Directions for this task — Reproduce the records below exactly as given.
[Data lines start]
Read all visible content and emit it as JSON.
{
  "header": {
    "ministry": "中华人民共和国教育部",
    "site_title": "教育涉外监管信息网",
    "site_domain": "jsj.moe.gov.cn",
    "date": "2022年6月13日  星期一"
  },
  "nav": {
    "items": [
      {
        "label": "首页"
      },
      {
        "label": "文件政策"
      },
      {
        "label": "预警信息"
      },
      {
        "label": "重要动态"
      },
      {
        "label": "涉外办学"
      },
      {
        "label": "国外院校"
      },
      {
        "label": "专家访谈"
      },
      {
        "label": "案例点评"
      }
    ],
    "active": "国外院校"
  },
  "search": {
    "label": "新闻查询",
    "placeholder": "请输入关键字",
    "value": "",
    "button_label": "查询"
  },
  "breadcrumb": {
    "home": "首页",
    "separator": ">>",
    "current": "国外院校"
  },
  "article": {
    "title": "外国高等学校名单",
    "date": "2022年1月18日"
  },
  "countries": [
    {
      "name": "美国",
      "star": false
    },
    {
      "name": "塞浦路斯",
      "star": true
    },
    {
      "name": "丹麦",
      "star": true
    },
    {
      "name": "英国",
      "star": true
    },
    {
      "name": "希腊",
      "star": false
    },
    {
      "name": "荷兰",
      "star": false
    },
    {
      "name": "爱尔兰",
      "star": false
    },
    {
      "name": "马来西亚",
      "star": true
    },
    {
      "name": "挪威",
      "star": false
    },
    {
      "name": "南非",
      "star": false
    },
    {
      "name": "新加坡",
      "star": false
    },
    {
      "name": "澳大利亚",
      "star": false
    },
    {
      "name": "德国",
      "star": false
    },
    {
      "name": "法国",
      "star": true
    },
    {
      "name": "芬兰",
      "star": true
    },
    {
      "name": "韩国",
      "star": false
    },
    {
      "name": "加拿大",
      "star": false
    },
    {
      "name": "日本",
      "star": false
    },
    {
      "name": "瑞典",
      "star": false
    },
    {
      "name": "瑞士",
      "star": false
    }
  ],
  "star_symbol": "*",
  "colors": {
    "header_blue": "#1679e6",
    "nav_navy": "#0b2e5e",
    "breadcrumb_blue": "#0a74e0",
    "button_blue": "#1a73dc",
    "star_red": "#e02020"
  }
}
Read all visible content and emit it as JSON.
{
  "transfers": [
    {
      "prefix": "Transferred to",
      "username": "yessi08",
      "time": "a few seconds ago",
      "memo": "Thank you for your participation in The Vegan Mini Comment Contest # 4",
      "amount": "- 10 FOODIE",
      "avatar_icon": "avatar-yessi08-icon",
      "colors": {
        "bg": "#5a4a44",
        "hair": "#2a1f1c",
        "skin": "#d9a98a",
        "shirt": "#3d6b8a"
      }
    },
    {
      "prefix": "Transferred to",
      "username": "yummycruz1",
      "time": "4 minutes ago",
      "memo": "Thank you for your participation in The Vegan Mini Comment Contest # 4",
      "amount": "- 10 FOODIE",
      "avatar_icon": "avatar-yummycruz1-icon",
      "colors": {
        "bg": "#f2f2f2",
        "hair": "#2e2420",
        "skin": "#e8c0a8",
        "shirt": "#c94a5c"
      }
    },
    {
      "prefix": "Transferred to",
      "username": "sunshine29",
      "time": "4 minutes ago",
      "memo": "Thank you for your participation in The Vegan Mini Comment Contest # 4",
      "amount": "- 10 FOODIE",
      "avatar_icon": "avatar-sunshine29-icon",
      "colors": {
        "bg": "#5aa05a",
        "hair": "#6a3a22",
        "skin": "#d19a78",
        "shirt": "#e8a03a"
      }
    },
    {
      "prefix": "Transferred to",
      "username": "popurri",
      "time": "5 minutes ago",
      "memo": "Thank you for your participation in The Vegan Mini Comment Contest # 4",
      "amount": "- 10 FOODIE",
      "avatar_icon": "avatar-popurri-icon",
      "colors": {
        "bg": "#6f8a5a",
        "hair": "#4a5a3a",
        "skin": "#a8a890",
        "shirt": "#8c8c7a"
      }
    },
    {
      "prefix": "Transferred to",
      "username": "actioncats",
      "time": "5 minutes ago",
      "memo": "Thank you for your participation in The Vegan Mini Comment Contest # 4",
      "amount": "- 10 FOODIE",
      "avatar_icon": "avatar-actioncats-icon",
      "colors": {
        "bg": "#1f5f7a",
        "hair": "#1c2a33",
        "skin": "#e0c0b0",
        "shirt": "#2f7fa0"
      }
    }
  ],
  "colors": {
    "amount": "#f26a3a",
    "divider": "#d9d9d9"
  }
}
[Data lines end]
The answer —
Read all visible content and emit it as JSON.
{
  "header": {
    "ministry": "中华人民共和国教育部",
    "site_title": "教育涉外监管信息网",
    "site_domain": "jsj.moe.gov.cn",
    "date": "2022年6月13日  星期一"
  },
  "nav": {
    "items": [
      {
        "label": "首页"
      },
      {
        "label": "文件政策"
      },
      {
        "label": "预警信息"
      },
      {
        "label": "重要动态"
      },
      {
        "label": "涉外办学"
      },
      {
        "label": "国外院校"
      },
      {
        "label": "专家访谈"
      },
      {
        "label": "案例点评"
      }
    ],
    "active": "国外院校"
  },
  "search": {
    "label": "新闻查询",
    "placeholder": "请输入关键字",
    "value": "",
    "button_label": "查询"
  },
  "breadcrumb": {
    "home": "首页",
    "separator": ">>",
    "current": "国外院校"
  },
  "article": {
    "title": "外国高等学校名单",
    "date": "2022年1月18日"
  },
  "countries": [
    {
      "name": "美国",
      "star": false
    },
    {
      "name": "塞浦路斯",
      "star": true
    },
    {
      "name": "丹麦",
      "star": true
    },
    {
      "name": "英国",
      "star": true
    },
    {
      "name": "希腊",
      "star": false
    },
    {
      "name": "荷兰",
      "star": false
    },
    {
      "name": "爱尔兰",
      "star": false
    },
    {
      "name": "马来西亚",
      "star": true
    },
    {
      "name": "挪威",
      "star": false
    },
    {
      "name": "南非",
      "star": false
    },
    {
      "name": "新加坡",
      "star": false
    },
    {
      "name": "澳大利亚",
      "star": false
    },
    {
      "name": "德国",
      "star": false
    },
    {
      "name": "法国",
      "star": true
    },
    {
      "name": "芬兰",
      "star": true
    },
    {
      "name": "韩国",
      "star": false
    },
    {
      "name": "加拿大",
      "star": false
    },
    {
      "name": "日本",
      "star": false
    },
    {
      "name": "瑞典",
      "star": false
    },
    {
      "name": "瑞士",
      "star": false
    }
  ],
  "star_symbol": "*",
  "colors": {
    "header_blue": "#1679e6",
    "nav_navy": "#0b2e5e",
    "breadcrumb_blue": "#0a74e0",
    "button_blue": "#1a73dc",
    "star_red": "#e02020"
  }
}
Read all visible content and emit it as JSON.
{
  "transfers": [
    {
      "prefix": "Transferred to",
      "username": "yessi08",
      "time": "a few seconds ago",
      "memo": "Thank you for your participation in The Vegan Mini Comment Contest # 4",
      "amount": "- 10 FOODIE",
      "avatar_icon": "avatar-yessi08-icon",
      "colors": {
        "bg": "#5a4a44",
        "hair": "#2a1f1c",
        "skin": "#d9a98a",
        "shirt": "#3d6b8a"
      }
    },
    {
      "prefix": "Transferred to",
      "username": "yummycruz1",
      "time": "4 minutes ago",
      "memo": "Thank you for your participation in The Vegan Mini Comment Contest # 4",
      "amount": "- 10 FOODIE",
      "avatar_icon": "avatar-yummycruz1-icon",
      "colors": {
        "bg": "#f2f2f2",
        "hair": "#2e2420",
        "skin": "#e8c0a8",
        "shirt": "#c94a5c"
      }
    },
    {
      "prefix": "Transferred to",
      "username": "sunshine29",
      "time": "4 minutes ago",
      "memo": "Thank you for your participation in The Vegan Mini Comment Contest # 4",
      "amount": "- 10 FOODIE",
      "avatar_icon": "avatar-sunshine29-icon",
      "colors": {
        "bg": "#5aa05a",
        "hair": "#6a3a22",
        "skin": "#d19a78",
        "shirt": "#e8a03a"
      }
    },
    {
      "prefix": "Transferred to",
      "username": "popurri",
      "time": "5 minutes ago",
      "memo": "Thank you for your participation in The Vegan Mini Comment Contest # 4",
      "amount": "- 10 FOODIE",
      "avatar_icon": "avatar-popurri-icon",
      "colors": {
        "bg": "#6f8a5a",
        "hair": "#4a5a3a",
        "skin": "#a8a890",
        "shirt": "#8c8c7a"
      }
    },
    {
      "prefix": "Transferred to",
      "username": "actioncats",
      "time": "5 minutes ago",
      "memo": "Thank you for your participation in The Vegan Mini Comment Contest # 4",
      "amount": "- 10 FOODIE",
      "avatar_icon": "avatar-actioncats-icon",
      "colors": {
        "bg": "#1f5f7a",
        "hair": "#1c2a33",
        "skin": "#e0c0b0",
        "shirt": "#2f7fa0"
      }
    }
  ],
  "colors": {
    "amount": "#f26a3a",
    "divider": "#d9d9d9"
  }
}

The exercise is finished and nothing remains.